Dataset records on visual material:
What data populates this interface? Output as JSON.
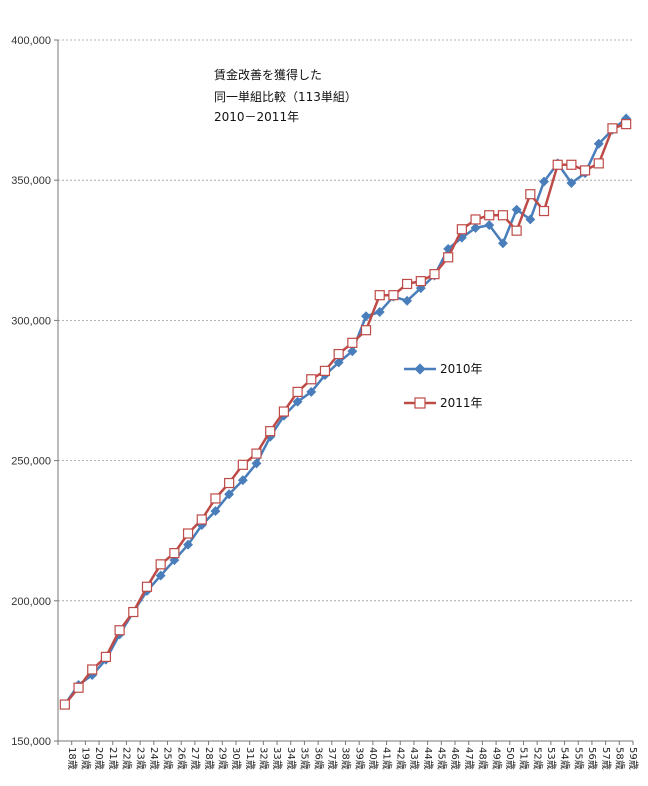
{
  "chart_data": {
    "type": "line",
    "title": "",
    "xlabel": "",
    "ylabel": "",
    "annotation": [
      "賃金改善を獲得した",
      "同一単組比較（113単組）",
      "2010－2011年"
    ],
    "categories": [
      "18歳",
      "19歳",
      "20歳",
      "21歳",
      "22歳",
      "23歳",
      "24歳",
      "25歳",
      "26歳",
      "27歳",
      "28歳",
      "29歳",
      "30歳",
      "31歳",
      "32歳",
      "33歳",
      "34歳",
      "35歳",
      "36歳",
      "37歳",
      "38歳",
      "39歳",
      "40歳",
      "41歳",
      "42歳",
      "43歳",
      "44歳",
      "45歳",
      "46歳",
      "47歳",
      "48歳",
      "49歳",
      "50歳",
      "51歳",
      "52歳",
      "53歳",
      "54歳",
      "55歳",
      "56歳",
      "57歳",
      "58歳",
      "59歳"
    ],
    "y_ticks": [
      "150,000",
      "200,000",
      "250,000",
      "300,000",
      "350,000",
      "400,000"
    ],
    "ylim": [
      150000,
      400000
    ],
    "grid": true,
    "legend_position": "center-right",
    "series": [
      {
        "name": "2010年",
        "color": "#4A7EBB",
        "marker": "diamond",
        "values": [
          163000,
          170000,
          173500,
          179000,
          188000,
          196000,
          203500,
          209000,
          214500,
          220000,
          227000,
          232000,
          238000,
          243000,
          249000,
          258500,
          266000,
          271000,
          274500,
          280500,
          285000,
          289000,
          301500,
          303000,
          308500,
          307000,
          311500,
          316000,
          325500,
          329500,
          333000,
          334000,
          327500,
          339500,
          336000,
          349500,
          356000,
          349000,
          352500,
          363000,
          368000,
          372000
        ]
      },
      {
        "name": "2011年",
        "color": "#BE4B48",
        "marker": "square",
        "values": [
          163000,
          169000,
          175500,
          180000,
          189500,
          196000,
          205000,
          213000,
          217000,
          224000,
          229000,
          236500,
          242000,
          248500,
          252500,
          260500,
          267500,
          274500,
          279000,
          282000,
          288000,
          292000,
          296500,
          309000,
          309000,
          313000,
          314000,
          316500,
          322500,
          332500,
          336000,
          337500,
          337500,
          332000,
          345000,
          339000,
          355500,
          355500,
          353500,
          356000,
          368500,
          370000
        ]
      }
    ]
  }
}
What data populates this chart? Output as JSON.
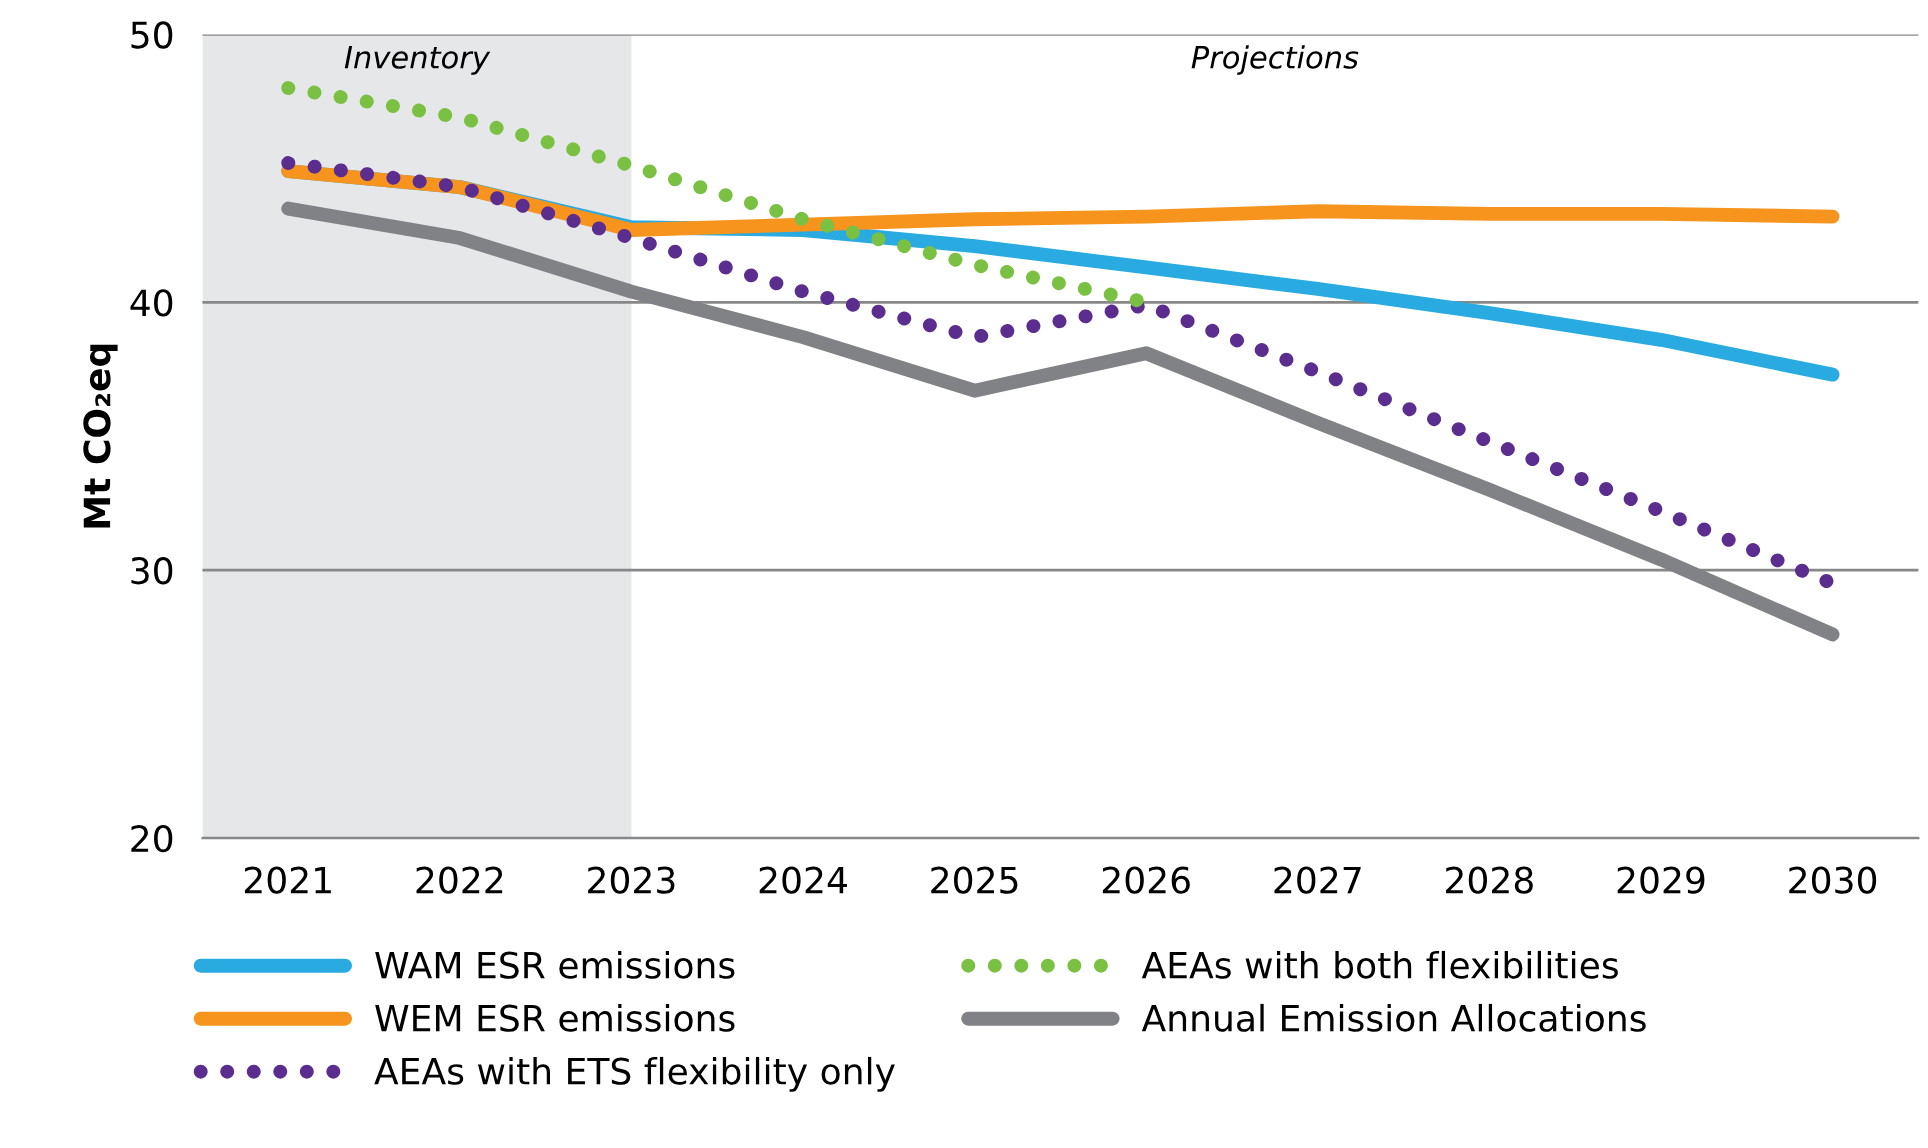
{
  "chart_data": {
    "type": "line",
    "ylabel": "Mt CO₂eq",
    "x": [
      2021,
      2022,
      2023,
      2024,
      2025,
      2026,
      2027,
      2028,
      2029,
      2030
    ],
    "xlim": [
      2020.5,
      2030.5
    ],
    "xticks": [
      2021,
      2022,
      2023,
      2024,
      2025,
      2026,
      2027,
      2028,
      2029,
      2030
    ],
    "ylim": [
      20,
      50
    ],
    "yticks": [
      20,
      30,
      40,
      50
    ],
    "grid": "y",
    "legend": "bottom",
    "bands": [
      {
        "axis": "x",
        "from": 2020.5,
        "to": 2023,
        "label": "Inventory",
        "color": "#e6e7e8"
      }
    ],
    "annotations": [
      "Projections"
    ],
    "series": [
      {
        "name": "WAM ESR emissions",
        "color": "#29abe2",
        "line_style": "solid",
        "values": [
          44.9,
          44.3,
          42.8,
          42.7,
          42.1,
          41.3,
          40.5,
          39.6,
          38.6,
          37.3
        ]
      },
      {
        "name": "WEM ESR emissions",
        "color": "#f7941d",
        "line_style": "solid",
        "values": [
          44.9,
          44.3,
          42.7,
          42.9,
          43.1,
          43.2,
          43.4,
          43.3,
          43.3,
          43.2
        ]
      },
      {
        "name": "AEAs with ETS flexibility only",
        "color": "#5b2d8e",
        "line_style": "dotted",
        "values": [
          45.2,
          44.3,
          42.4,
          40.4,
          38.7,
          39.9,
          37.4,
          34.8,
          32.2,
          29.5
        ]
      },
      {
        "name": "AEAs with both flexibilities",
        "color": "#7ac143",
        "line_style": "dotted",
        "values": [
          48.0,
          46.9,
          45.1,
          43.1,
          41.4,
          40.0,
          null,
          null,
          null,
          null
        ]
      },
      {
        "name": "Annual Emission Allocations",
        "color": "#808285",
        "line_style": "solid",
        "values": [
          43.5,
          42.4,
          40.4,
          38.7,
          36.7,
          38.1,
          35.5,
          33.0,
          30.4,
          27.6
        ]
      }
    ]
  }
}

EXERCISE DIRECTIONS: Give the count of lines holding the word "this" and nothing more.

EXERCISE OUTPUT: 2